Source data

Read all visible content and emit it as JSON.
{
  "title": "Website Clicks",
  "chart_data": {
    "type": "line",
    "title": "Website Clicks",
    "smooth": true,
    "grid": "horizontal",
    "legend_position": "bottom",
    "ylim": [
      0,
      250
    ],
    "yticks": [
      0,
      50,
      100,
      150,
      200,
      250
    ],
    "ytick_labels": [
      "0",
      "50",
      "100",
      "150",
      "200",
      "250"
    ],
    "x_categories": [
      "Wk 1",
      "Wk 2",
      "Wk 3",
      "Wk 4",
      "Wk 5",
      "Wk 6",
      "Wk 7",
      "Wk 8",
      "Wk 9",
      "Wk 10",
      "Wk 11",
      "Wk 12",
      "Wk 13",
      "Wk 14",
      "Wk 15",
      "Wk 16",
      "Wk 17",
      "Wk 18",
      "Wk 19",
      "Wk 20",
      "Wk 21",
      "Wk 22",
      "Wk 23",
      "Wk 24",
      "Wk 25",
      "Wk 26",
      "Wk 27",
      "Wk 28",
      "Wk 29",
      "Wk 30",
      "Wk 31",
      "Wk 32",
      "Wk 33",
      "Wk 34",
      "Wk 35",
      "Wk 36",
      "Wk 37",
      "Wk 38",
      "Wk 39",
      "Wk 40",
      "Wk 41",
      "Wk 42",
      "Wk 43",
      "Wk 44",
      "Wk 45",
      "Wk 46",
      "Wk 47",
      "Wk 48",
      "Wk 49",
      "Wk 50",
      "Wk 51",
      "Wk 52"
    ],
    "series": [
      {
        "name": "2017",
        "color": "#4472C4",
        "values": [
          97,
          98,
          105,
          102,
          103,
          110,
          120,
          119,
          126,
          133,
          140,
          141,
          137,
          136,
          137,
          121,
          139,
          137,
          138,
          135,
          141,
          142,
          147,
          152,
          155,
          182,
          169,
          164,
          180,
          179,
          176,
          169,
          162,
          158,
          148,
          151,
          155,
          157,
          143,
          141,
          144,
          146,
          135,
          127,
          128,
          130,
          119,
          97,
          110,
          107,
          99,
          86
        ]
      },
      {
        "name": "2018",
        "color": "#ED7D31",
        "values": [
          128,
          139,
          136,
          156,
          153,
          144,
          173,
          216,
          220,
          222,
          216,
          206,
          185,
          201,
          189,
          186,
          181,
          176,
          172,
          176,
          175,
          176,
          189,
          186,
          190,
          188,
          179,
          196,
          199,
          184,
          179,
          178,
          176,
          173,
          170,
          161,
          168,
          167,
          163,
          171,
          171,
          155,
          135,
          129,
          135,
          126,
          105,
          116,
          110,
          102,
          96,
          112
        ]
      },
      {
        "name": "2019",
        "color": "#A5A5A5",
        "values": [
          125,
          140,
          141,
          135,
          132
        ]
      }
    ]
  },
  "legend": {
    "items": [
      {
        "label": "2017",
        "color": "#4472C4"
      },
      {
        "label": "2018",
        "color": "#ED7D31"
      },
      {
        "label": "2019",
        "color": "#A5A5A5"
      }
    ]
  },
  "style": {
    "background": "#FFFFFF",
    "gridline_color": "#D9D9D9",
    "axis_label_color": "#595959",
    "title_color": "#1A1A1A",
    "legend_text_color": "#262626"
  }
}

* Problem to solve *
Every line that holds the string "Clicks" should be returned.

* Full output *
  "title": "Website Clicks",
    "title": "Website Clicks",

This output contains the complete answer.